#### Exercise
Transcribe the records that follow, preserving every word.

#### Material for this task
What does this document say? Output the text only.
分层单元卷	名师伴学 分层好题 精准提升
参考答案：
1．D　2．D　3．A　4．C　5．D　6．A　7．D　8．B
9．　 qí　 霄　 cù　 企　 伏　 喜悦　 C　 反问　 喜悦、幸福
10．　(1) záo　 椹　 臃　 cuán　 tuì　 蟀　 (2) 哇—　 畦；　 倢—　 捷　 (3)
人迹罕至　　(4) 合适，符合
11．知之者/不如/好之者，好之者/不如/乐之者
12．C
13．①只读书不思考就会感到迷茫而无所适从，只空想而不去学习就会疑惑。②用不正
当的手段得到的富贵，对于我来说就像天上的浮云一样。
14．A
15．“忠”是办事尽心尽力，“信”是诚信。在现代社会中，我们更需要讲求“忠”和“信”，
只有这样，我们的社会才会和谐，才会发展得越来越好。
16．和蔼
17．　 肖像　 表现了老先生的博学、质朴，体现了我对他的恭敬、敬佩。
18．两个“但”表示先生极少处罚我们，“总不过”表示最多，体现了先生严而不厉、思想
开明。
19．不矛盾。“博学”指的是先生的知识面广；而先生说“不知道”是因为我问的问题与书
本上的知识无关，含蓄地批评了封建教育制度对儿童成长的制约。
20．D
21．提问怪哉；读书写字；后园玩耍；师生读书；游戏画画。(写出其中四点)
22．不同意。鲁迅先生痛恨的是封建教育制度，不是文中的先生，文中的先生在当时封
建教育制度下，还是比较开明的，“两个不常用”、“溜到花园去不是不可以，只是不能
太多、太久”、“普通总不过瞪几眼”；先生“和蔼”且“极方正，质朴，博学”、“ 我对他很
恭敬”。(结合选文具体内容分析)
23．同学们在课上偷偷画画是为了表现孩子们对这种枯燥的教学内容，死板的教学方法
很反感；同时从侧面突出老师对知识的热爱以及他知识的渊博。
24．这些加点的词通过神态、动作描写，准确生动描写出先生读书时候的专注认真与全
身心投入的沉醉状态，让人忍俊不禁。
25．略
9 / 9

#### Expected output
What does this document say? Output the text only.
分层单元卷	名师伴学 分层好题 精准提升
参考答案：
1．D　2．D　3．A　4．C　5．D　6．A　7．D　8．B
9．　 qí　 霄　 cù　 企　 伏　 喜悦　 C　 反问　 喜悦、幸福
10．　(1) záo　 椹　 臃　 cuán　 tuì　 蟀　 (2) 哇—　 畦；　 倢—　 捷　 (3)
人迹罕至　　(4) 合适，符合
11．知之者/不如/好之者，好之者/不如/乐之者
12．C
13．①只读书不思考就会感到迷茫而无所适从，只空想而不去学习就会疑惑。②用不正
当的手段得到的富贵，对于我来说就像天上的浮云一样。
14．A
15．“忠”是办事尽心尽力，“信”是诚信。在现代社会中，我们更需要讲求“忠”和“信”，
只有这样，我们的社会才会和谐，才会发展得越来越好。
16．和蔼
17．　 肖像　 表现了老先生的博学、质朴，体现了我对他的恭敬、敬佩。
18．两个“但”表示先生极少处罚我们，“总不过”表示最多，体现了先生严而不厉、思想
开明。
19．不矛盾。“博学”指的是先生的知识面广；而先生说“不知道”是因为我问的问题与书
本上的知识无关，含蓄地批评了封建教育制度对儿童成长的制约。
20．D
21．提问怪哉；读书写字；后园玩耍；师生读书；游戏画画。(写出其中四点)
22．不同意。鲁迅先生痛恨的是封建教育制度，不是文中的先生，文中的先生在当时封
建教育制度下，还是比较开明的，“两个不常用”、“溜到花园去不是不可以，只是不能
太多、太久”、“普通总不过瞪几眼”；先生“和蔼”且“极方正，质朴，博学”、“ 我对他很
恭敬”。(结合选文具体内容分析)
23．同学们在课上偷偷画画是为了表现孩子们对这种枯燥的教学内容，死板的教学方法
很反感；同时从侧面突出老师对知识的热爱以及他知识的渊博。
24．这些加点的词通过神态、动作描写，准确生动描写出先生读书时候的专注认真与全
身心投入的沉醉状态，让人忍俊不禁。
25．略
9 / 9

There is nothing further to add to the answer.